--- Input material ---

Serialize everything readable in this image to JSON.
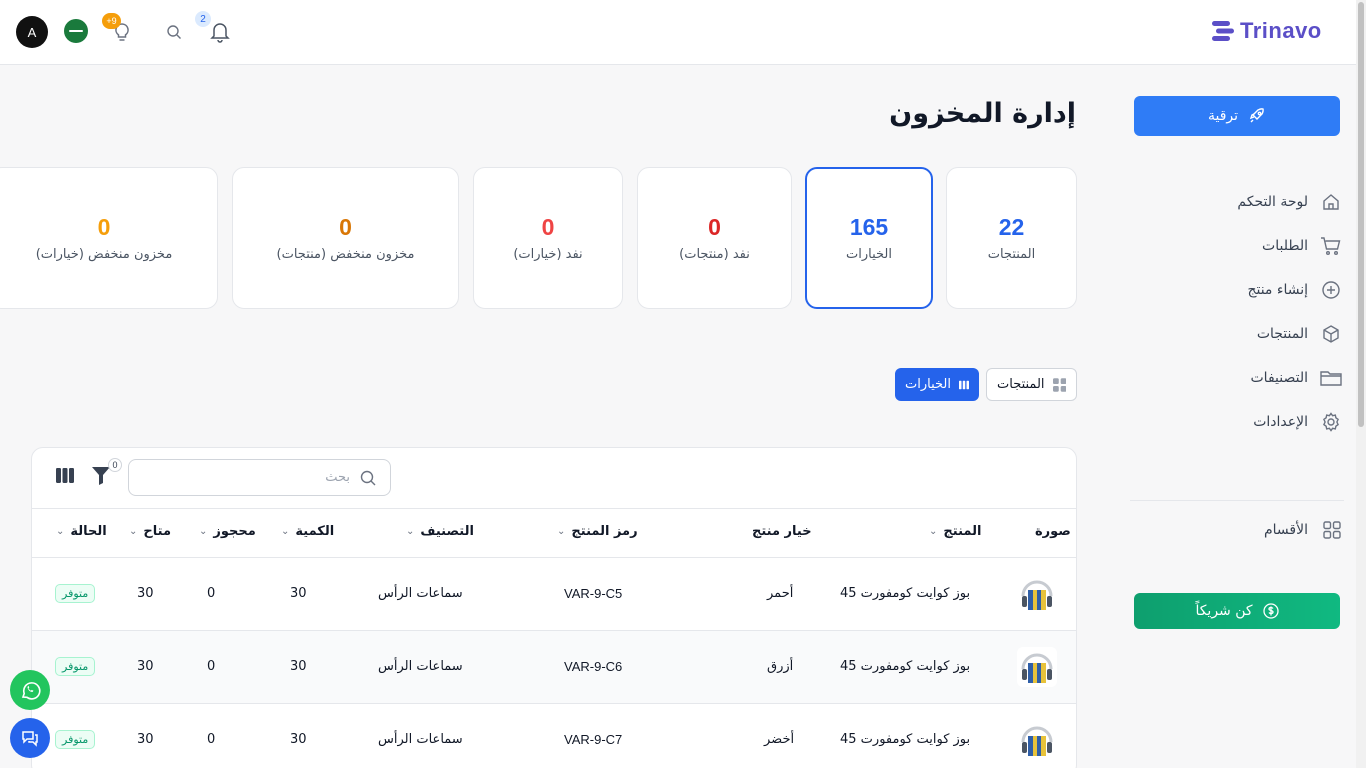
{
  "app": {
    "logo_text": "Trinavo"
  },
  "topbar": {
    "avatar_letter": "A",
    "ideas_badge": "+9",
    "notifications_badge": "2"
  },
  "sidebar": {
    "upgrade_label": "ترقية",
    "items": [
      {
        "label": "لوحة التحكم",
        "icon": "home-icon"
      },
      {
        "label": "الطلبات",
        "icon": "cart-icon"
      },
      {
        "label": "إنشاء منتج",
        "icon": "plus-circle-icon"
      },
      {
        "label": "المنتجات",
        "icon": "box-icon"
      },
      {
        "label": "التصنيفات",
        "icon": "folder-icon"
      },
      {
        "label": "الإعدادات",
        "icon": "gear-icon"
      }
    ],
    "sections_label": "الأقسام",
    "partner_label": "كن شريكاً"
  },
  "main": {
    "title": "إدارة المخزون",
    "stats": [
      {
        "value": "22",
        "label": "المنتجات",
        "color": "#2563eb"
      },
      {
        "value": "165",
        "label": "الخيارات",
        "color": "#2563eb"
      },
      {
        "value": "0",
        "label": "نفد (منتجات)",
        "color": "#dc2626"
      },
      {
        "value": "0",
        "label": "نفد (خيارات)",
        "color": "#ef4444"
      },
      {
        "value": "0",
        "label": "مخزون منخفض (منتجات)",
        "color": "#d97706"
      },
      {
        "value": "0",
        "label": "مخزون منخفض (خيارات)",
        "color": "#f59e0b"
      }
    ],
    "view_toggle": {
      "products_label": "المنتجات",
      "variants_label": "الخيارات"
    }
  },
  "table": {
    "search_placeholder": "بحث",
    "filter_count": "0",
    "headers": {
      "image": "صورة",
      "product": "المنتج",
      "variant": "خيار منتج",
      "sku": "رمز المنتج",
      "category": "التصنيف",
      "quantity": "الكمية",
      "reserved": "محجوز",
      "available": "متاح",
      "status": "الحالة"
    },
    "rows": [
      {
        "product": "بوز كوايت كومفورت 45",
        "variant": "أحمر",
        "sku": "VAR-9-C5",
        "category": "سماعات الرأس",
        "quantity": "30",
        "reserved": "0",
        "available": "30",
        "status": "متوفر"
      },
      {
        "product": "بوز كوايت كومفورت 45",
        "variant": "أزرق",
        "sku": "VAR-9-C6",
        "category": "سماعات الرأس",
        "quantity": "30",
        "reserved": "0",
        "available": "30",
        "status": "متوفر"
      },
      {
        "product": "بوز كوايت كومفورت 45",
        "variant": "أخضر",
        "sku": "VAR-9-C7",
        "category": "سماعات الرأس",
        "quantity": "30",
        "reserved": "0",
        "available": "30",
        "status": "متوفر"
      }
    ]
  },
  "colors": {
    "primary": "#2563eb",
    "accent_purple": "#5b4fc7",
    "success": "#10b981",
    "whatsapp": "#22c55e"
  }
}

--- Written request ---
Repeat the material above verbatim, with no pictures in the output.

--- In response ---
Serialize everything readable in this image to JSON.
{
  "app": {
    "logo_text": "Trinavo"
  },
  "topbar": {
    "avatar_letter": "A",
    "ideas_badge": "+9",
    "notifications_badge": "2"
  },
  "sidebar": {
    "upgrade_label": "ترقية",
    "items": [
      {
        "label": "لوحة التحكم",
        "icon": "home-icon"
      },
      {
        "label": "الطلبات",
        "icon": "cart-icon"
      },
      {
        "label": "إنشاء منتج",
        "icon": "plus-circle-icon"
      },
      {
        "label": "المنتجات",
        "icon": "box-icon"
      },
      {
        "label": "التصنيفات",
        "icon": "folder-icon"
      },
      {
        "label": "الإعدادات",
        "icon": "gear-icon"
      }
    ],
    "sections_label": "الأقسام",
    "partner_label": "كن شريكاً"
  },
  "main": {
    "title": "إدارة المخزون",
    "stats": [
      {
        "value": "22",
        "label": "المنتجات",
        "color": "#2563eb"
      },
      {
        "value": "165",
        "label": "الخيارات",
        "color": "#2563eb"
      },
      {
        "value": "0",
        "label": "نفد (منتجات)",
        "color": "#dc2626"
      },
      {
        "value": "0",
        "label": "نفد (خيارات)",
        "color": "#ef4444"
      },
      {
        "value": "0",
        "label": "مخزون منخفض (منتجات)",
        "color": "#d97706"
      },
      {
        "value": "0",
        "label": "مخزون منخفض (خيارات)",
        "color": "#f59e0b"
      }
    ],
    "view_toggle": {
      "products_label": "المنتجات",
      "variants_label": "الخيارات"
    }
  },
  "table": {
    "search_placeholder": "بحث",
    "filter_count": "0",
    "headers": {
      "image": "صورة",
      "product": "المنتج",
      "variant": "خيار منتج",
      "sku": "رمز المنتج",
      "category": "التصنيف",
      "quantity": "الكمية",
      "reserved": "محجوز",
      "available": "متاح",
      "status": "الحالة"
    },
    "rows": [
      {
        "product": "بوز كوايت كومفورت 45",
        "variant": "أحمر",
        "sku": "VAR-9-C5",
        "category": "سماعات الرأس",
        "quantity": "30",
        "reserved": "0",
        "available": "30",
        "status": "متوفر"
      },
      {
        "product": "بوز كوايت كومفورت 45",
        "variant": "أزرق",
        "sku": "VAR-9-C6",
        "category": "سماعات الرأس",
        "quantity": "30",
        "reserved": "0",
        "available": "30",
        "status": "متوفر"
      },
      {
        "product": "بوز كوايت كومفورت 45",
        "variant": "أخضر",
        "sku": "VAR-9-C7",
        "category": "سماعات الرأس",
        "quantity": "30",
        "reserved": "0",
        "available": "30",
        "status": "متوفر"
      }
    ]
  },
  "colors": {
    "primary": "#2563eb",
    "accent_purple": "#5b4fc7",
    "success": "#10b981",
    "whatsapp": "#22c55e"
  }
}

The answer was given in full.